> Brief
Write out the entries verbatim and leave the images out of the copy.

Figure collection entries
╔══

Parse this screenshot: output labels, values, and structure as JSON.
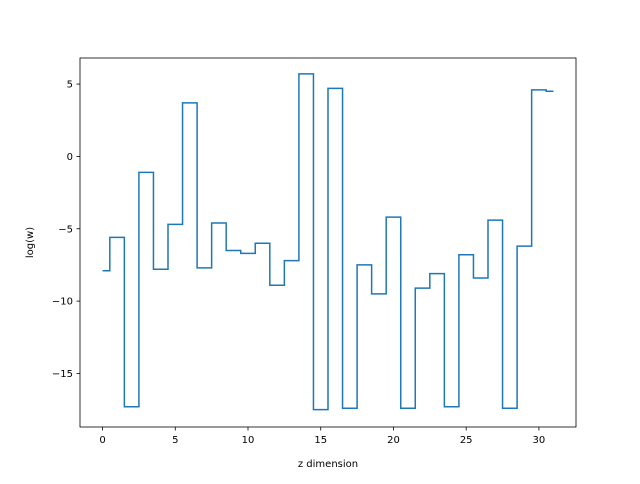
{
  "chart_data": {
    "type": "line",
    "drawstyle": "steps-mid",
    "title": "",
    "xlabel": "z dimension",
    "ylabel": "log(w)",
    "xlim": [
      -1.55,
      32.55
    ],
    "ylim": [
      -18.7,
      6.8
    ],
    "xticks": [
      0,
      5,
      10,
      15,
      20,
      25,
      30
    ],
    "xtick_labels": [
      "0",
      "5",
      "10",
      "15",
      "20",
      "25",
      "30"
    ],
    "yticks": [
      -15,
      -10,
      -5,
      0,
      5
    ],
    "ytick_labels": [
      "−15",
      "−10",
      "−5",
      "0",
      "5"
    ],
    "grid": false,
    "legend": "none",
    "series": [
      {
        "color": "#1f77b4",
        "x": [
          0,
          1,
          2,
          3,
          4,
          5,
          6,
          7,
          8,
          9,
          10,
          11,
          12,
          13,
          14,
          15,
          16,
          17,
          18,
          19,
          20,
          21,
          22,
          23,
          24,
          25,
          26,
          27,
          28,
          29,
          30,
          31
        ],
        "y": [
          -7.9,
          -5.6,
          -17.3,
          -1.1,
          -7.8,
          -4.7,
          3.7,
          -7.7,
          -4.6,
          -6.5,
          -6.7,
          -6.0,
          -8.9,
          -7.2,
          5.7,
          -17.5,
          4.7,
          -17.4,
          -7.5,
          -9.5,
          -4.2,
          -17.4,
          -9.1,
          -8.1,
          -17.3,
          -6.8,
          -8.4,
          -4.4,
          -17.4,
          -6.2,
          4.6,
          4.5
        ]
      }
    ]
  }
}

╚══

> Right answer
Parse this screenshot: output labels, values, and structure as JSON.
{
  "chart_data": {
    "type": "line",
    "drawstyle": "steps-mid",
    "title": "",
    "xlabel": "z dimension",
    "ylabel": "log(w)",
    "xlim": [
      -1.55,
      32.55
    ],
    "ylim": [
      -18.7,
      6.8
    ],
    "xticks": [
      0,
      5,
      10,
      15,
      20,
      25,
      30
    ],
    "xtick_labels": [
      "0",
      "5",
      "10",
      "15",
      "20",
      "25",
      "30"
    ],
    "yticks": [
      -15,
      -10,
      -5,
      0,
      5
    ],
    "ytick_labels": [
      "−15",
      "−10",
      "−5",
      "0",
      "5"
    ],
    "grid": false,
    "legend": "none",
    "series": [
      {
        "color": "#1f77b4",
        "x": [
          0,
          1,
          2,
          3,
          4,
          5,
          6,
          7,
          8,
          9,
          10,
          11,
          12,
          13,
          14,
          15,
          16,
          17,
          18,
          19,
          20,
          21,
          22,
          23,
          24,
          25,
          26,
          27,
          28,
          29,
          30,
          31
        ],
        "y": [
          -7.9,
          -5.6,
          -17.3,
          -1.1,
          -7.8,
          -4.7,
          3.7,
          -7.7,
          -4.6,
          -6.5,
          -6.7,
          -6.0,
          -8.9,
          -7.2,
          5.7,
          -17.5,
          4.7,
          -17.4,
          -7.5,
          -9.5,
          -4.2,
          -17.4,
          -9.1,
          -8.1,
          -17.3,
          -6.8,
          -8.4,
          -4.4,
          -17.4,
          -6.2,
          4.6,
          4.5
        ]
      }
    ]
  }
}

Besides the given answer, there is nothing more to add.